Invoke registered tools including webhooks, MCP servers, custom code runners, and external API integrations.
Read from and write to the knowledge layer. Inject conversation history, thread context, or persistent memory into the pipeline.
Query document sources using semantic search and RAG. Retrieve relevant chunks from indexed knowledge bases to ground inference.
Reshape, filter, and transform data between steps. Map outputs from one step into the expected inputs of another.
Generate and store output artifacts such as files, structured data, or reports that persist beyond the pipeline execution.
Branch pipeline logic based on runtime conditions. Evaluate step outputs, model responses, or input parameters to determine which stages execute next.
Stream real-time server-sent events from pipeline steps to clients. Push intermediate results, progress updates, and partial responses as they are generated.
Pipelines support flexible execution patterns to handle both simple linear flows and complex parallel workloads.
Stages execute one after another in a defined order. Each stage waits for the previous one to complete before starting. Ideal for linear workflows where each step depends on prior results.

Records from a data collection

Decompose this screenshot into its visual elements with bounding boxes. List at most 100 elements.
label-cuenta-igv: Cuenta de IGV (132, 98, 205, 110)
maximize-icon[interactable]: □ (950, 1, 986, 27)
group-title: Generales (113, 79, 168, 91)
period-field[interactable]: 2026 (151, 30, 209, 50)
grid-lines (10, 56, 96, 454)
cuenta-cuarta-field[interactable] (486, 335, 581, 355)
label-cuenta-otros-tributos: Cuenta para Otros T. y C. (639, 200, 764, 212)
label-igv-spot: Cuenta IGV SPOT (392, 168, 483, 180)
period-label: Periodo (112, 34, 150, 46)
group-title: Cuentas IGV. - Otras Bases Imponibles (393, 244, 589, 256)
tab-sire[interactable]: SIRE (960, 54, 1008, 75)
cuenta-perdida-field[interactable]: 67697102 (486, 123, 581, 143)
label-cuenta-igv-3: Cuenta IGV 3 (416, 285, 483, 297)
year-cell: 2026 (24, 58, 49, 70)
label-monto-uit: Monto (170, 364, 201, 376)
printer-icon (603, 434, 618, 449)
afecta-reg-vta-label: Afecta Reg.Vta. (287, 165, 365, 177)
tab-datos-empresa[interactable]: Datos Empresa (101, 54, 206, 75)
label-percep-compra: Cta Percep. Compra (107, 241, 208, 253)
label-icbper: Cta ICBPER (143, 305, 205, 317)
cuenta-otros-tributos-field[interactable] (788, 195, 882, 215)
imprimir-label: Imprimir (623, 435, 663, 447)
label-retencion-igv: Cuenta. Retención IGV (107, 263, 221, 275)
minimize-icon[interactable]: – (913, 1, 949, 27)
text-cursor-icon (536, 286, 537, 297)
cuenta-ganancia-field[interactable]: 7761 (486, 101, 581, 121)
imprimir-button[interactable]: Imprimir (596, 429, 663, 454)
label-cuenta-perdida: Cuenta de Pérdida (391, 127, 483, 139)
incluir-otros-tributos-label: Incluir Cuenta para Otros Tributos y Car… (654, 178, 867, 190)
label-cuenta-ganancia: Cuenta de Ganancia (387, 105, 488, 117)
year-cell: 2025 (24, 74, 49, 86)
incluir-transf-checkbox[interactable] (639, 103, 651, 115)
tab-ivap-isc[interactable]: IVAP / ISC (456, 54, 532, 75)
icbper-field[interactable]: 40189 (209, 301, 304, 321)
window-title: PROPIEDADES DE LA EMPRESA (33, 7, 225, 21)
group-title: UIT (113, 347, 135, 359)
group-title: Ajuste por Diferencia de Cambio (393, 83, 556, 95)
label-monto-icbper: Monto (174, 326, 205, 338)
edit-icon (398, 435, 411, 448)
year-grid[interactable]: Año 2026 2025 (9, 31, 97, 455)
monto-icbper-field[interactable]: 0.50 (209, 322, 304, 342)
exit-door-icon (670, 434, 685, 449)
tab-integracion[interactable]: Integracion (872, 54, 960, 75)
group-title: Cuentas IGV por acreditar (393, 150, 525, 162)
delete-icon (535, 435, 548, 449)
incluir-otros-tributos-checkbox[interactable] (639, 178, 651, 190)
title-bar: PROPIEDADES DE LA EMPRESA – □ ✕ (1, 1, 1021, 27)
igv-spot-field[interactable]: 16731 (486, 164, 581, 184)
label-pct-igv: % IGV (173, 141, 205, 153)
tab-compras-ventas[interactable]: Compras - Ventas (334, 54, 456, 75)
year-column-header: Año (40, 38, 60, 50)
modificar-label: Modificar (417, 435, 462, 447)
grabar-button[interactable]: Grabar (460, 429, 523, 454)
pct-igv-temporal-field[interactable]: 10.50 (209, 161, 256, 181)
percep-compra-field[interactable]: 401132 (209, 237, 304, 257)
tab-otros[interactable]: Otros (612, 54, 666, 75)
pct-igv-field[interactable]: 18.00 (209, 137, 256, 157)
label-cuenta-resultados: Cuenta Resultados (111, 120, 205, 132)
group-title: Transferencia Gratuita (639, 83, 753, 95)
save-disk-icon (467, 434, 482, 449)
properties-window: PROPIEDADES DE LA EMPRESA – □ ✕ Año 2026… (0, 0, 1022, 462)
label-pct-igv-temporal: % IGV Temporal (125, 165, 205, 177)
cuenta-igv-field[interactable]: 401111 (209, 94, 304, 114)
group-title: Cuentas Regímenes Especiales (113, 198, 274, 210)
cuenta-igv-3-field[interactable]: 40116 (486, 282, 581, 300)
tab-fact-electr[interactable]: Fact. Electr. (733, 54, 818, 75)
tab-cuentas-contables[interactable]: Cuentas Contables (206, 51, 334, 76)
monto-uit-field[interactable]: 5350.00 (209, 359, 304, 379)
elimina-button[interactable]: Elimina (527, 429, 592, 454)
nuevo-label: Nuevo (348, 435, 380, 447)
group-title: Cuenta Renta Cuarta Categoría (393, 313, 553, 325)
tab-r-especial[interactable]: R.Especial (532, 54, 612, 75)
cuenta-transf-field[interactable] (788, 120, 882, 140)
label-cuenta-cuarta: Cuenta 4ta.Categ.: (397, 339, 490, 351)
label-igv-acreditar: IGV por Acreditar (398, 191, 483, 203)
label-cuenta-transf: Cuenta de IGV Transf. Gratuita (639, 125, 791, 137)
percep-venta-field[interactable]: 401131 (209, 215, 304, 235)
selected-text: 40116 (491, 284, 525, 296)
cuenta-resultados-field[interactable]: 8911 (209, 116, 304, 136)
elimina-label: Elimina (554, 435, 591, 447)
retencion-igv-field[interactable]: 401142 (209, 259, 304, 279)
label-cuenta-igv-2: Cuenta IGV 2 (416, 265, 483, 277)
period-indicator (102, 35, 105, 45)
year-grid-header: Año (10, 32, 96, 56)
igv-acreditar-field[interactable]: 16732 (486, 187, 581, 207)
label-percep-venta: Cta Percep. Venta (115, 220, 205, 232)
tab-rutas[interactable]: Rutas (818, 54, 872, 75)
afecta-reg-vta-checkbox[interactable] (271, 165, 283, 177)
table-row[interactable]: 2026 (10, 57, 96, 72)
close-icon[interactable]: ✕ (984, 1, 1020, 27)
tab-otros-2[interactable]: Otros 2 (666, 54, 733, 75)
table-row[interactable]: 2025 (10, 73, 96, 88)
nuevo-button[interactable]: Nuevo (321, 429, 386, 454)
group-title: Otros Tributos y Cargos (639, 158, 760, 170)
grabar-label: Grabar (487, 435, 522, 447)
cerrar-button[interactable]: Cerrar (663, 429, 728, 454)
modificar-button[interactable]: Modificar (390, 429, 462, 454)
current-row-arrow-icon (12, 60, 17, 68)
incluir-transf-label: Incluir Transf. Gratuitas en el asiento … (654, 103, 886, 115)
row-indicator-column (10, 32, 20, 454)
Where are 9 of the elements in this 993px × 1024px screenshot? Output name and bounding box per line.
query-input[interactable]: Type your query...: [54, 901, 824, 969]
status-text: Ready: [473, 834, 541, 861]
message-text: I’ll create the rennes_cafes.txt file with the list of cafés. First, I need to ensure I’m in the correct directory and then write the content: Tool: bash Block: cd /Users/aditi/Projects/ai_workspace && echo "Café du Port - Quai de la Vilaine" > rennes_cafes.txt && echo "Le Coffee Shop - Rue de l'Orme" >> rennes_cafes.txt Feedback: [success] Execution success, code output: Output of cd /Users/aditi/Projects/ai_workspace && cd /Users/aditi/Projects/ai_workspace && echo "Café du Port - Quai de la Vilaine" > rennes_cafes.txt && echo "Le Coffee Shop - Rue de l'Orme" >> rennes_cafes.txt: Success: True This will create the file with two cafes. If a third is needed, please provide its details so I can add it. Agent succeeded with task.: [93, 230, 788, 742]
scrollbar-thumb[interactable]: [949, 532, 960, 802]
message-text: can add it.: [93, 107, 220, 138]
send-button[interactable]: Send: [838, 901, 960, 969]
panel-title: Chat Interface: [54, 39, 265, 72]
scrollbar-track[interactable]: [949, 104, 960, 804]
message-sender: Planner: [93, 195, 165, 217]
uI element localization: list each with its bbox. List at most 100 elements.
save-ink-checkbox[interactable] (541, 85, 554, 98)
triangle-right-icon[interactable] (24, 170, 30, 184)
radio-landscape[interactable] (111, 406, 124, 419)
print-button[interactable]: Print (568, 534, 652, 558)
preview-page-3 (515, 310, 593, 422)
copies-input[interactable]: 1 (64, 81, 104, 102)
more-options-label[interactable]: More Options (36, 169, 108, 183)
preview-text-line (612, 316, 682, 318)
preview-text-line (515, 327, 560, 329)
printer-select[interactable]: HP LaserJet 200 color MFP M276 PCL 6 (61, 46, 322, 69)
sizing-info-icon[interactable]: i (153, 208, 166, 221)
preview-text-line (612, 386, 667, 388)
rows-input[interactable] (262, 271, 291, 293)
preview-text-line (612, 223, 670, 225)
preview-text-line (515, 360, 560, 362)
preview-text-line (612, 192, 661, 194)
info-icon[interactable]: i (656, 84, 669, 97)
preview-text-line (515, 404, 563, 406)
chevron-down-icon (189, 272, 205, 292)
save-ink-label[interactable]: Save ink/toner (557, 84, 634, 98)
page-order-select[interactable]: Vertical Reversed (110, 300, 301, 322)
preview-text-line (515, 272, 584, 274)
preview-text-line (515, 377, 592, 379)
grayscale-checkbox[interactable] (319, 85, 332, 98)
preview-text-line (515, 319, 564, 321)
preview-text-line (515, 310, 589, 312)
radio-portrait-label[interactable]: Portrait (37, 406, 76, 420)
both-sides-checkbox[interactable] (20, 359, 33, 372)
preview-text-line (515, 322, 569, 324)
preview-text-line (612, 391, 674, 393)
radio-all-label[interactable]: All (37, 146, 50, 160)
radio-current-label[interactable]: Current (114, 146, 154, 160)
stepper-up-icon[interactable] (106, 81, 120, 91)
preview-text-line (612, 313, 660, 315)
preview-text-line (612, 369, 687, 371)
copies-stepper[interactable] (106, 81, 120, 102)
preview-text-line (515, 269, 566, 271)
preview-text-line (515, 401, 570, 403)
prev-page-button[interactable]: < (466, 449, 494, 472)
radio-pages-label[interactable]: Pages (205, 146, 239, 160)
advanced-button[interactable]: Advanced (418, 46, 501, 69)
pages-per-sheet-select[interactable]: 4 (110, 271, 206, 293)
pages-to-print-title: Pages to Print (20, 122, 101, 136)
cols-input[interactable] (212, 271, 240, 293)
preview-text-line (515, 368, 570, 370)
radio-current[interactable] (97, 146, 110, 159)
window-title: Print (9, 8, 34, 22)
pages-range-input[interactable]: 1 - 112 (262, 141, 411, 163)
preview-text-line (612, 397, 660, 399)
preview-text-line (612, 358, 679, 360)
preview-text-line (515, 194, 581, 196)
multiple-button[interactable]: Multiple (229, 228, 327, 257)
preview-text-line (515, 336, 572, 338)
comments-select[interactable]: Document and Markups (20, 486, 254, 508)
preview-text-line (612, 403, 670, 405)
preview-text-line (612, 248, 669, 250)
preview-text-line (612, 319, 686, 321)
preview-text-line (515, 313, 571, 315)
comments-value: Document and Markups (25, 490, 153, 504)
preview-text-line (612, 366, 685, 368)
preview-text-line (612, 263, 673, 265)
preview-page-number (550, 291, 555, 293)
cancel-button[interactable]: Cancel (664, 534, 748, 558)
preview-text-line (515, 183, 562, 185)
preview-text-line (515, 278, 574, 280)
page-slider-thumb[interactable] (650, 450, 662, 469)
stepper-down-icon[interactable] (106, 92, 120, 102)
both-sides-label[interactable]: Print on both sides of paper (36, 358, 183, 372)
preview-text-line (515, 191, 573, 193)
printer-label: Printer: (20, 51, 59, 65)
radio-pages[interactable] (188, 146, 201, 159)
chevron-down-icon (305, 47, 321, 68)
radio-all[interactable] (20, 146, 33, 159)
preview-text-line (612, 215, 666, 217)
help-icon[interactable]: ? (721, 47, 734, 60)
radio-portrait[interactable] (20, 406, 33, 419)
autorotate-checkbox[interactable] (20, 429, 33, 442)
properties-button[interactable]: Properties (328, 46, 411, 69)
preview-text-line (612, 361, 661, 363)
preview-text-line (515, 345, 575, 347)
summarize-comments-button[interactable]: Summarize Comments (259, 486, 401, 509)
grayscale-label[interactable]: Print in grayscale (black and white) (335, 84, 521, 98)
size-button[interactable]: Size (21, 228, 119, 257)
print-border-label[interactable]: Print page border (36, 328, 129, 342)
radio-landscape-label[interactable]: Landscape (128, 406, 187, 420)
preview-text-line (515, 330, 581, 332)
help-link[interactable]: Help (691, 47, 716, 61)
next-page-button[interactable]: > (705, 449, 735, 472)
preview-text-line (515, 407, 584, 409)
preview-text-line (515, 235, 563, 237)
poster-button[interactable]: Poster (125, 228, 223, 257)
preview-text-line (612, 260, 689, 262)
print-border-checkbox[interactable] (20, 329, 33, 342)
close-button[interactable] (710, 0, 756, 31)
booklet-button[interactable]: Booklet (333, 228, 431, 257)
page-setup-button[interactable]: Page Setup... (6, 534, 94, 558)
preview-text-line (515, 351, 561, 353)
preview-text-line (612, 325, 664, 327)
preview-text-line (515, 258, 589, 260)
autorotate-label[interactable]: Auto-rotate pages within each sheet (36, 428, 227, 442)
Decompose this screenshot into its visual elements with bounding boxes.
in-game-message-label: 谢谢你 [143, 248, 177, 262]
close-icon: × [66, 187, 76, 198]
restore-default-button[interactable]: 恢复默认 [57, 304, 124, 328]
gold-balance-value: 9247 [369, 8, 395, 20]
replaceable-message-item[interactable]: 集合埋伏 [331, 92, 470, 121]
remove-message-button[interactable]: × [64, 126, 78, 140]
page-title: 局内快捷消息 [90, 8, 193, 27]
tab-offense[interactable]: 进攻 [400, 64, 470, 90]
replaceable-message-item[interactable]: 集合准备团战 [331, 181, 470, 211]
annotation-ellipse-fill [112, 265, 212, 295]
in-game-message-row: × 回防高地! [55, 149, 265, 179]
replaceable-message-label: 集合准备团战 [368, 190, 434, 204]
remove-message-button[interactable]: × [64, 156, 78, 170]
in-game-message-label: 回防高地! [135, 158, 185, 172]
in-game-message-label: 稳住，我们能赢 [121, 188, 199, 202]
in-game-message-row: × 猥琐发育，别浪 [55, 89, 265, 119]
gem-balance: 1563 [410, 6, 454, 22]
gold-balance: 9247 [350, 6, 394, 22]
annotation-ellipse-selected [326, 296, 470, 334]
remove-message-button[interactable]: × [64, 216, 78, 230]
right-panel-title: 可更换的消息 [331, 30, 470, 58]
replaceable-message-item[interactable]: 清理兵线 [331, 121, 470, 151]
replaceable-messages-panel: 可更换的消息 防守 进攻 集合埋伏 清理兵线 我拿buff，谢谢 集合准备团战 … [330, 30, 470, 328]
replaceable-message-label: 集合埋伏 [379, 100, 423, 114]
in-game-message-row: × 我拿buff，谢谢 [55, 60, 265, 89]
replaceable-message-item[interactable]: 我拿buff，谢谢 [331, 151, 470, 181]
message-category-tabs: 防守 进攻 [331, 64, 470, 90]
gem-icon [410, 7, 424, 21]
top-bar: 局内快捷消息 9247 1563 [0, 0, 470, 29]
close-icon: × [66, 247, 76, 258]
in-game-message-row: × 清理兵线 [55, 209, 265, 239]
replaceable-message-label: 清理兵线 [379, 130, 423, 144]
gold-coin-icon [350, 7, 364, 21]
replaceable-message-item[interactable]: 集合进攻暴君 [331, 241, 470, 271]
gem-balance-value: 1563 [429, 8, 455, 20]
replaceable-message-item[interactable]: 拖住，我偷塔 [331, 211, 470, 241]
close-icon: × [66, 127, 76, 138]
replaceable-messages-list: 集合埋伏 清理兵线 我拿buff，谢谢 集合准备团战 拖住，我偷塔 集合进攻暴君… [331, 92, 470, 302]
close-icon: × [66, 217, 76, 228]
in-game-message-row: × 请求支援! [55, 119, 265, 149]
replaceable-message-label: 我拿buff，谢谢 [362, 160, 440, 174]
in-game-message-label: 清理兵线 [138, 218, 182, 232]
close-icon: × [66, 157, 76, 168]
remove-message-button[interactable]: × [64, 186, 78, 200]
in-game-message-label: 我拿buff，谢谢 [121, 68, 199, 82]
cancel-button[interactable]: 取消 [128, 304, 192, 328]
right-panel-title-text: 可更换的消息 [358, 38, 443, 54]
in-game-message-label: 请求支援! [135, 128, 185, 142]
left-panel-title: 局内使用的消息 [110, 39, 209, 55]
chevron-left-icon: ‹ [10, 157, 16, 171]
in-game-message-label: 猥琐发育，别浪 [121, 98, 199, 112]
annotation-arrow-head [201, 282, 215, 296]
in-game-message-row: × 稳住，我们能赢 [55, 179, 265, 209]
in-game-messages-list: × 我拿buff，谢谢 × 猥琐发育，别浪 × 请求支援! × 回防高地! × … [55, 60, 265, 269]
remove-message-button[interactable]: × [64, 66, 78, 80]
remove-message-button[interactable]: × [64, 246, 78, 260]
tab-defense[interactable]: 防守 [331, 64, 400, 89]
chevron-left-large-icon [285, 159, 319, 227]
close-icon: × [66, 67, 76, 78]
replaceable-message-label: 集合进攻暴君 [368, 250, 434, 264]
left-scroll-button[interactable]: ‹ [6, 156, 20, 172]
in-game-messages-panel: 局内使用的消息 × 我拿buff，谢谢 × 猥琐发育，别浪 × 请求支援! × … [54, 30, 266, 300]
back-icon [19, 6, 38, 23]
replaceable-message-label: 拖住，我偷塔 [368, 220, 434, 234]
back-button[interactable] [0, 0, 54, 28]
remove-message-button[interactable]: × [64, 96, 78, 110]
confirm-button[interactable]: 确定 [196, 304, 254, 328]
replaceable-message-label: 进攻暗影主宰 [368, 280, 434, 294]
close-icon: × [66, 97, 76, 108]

• WHAT TO PRODUCE
Reproduce the part of the text on pipelines that begins at the words "Read from and" and stops after the words "to ground inference.".

• FINAL RESULT
Read from and write to the knowledge layer. Inject conversation history, thread context, or persistent memory into the pipeline.
Query document sources using semantic search and RAG. Retrieve relevant chunks from indexed knowledge bases to ground inference.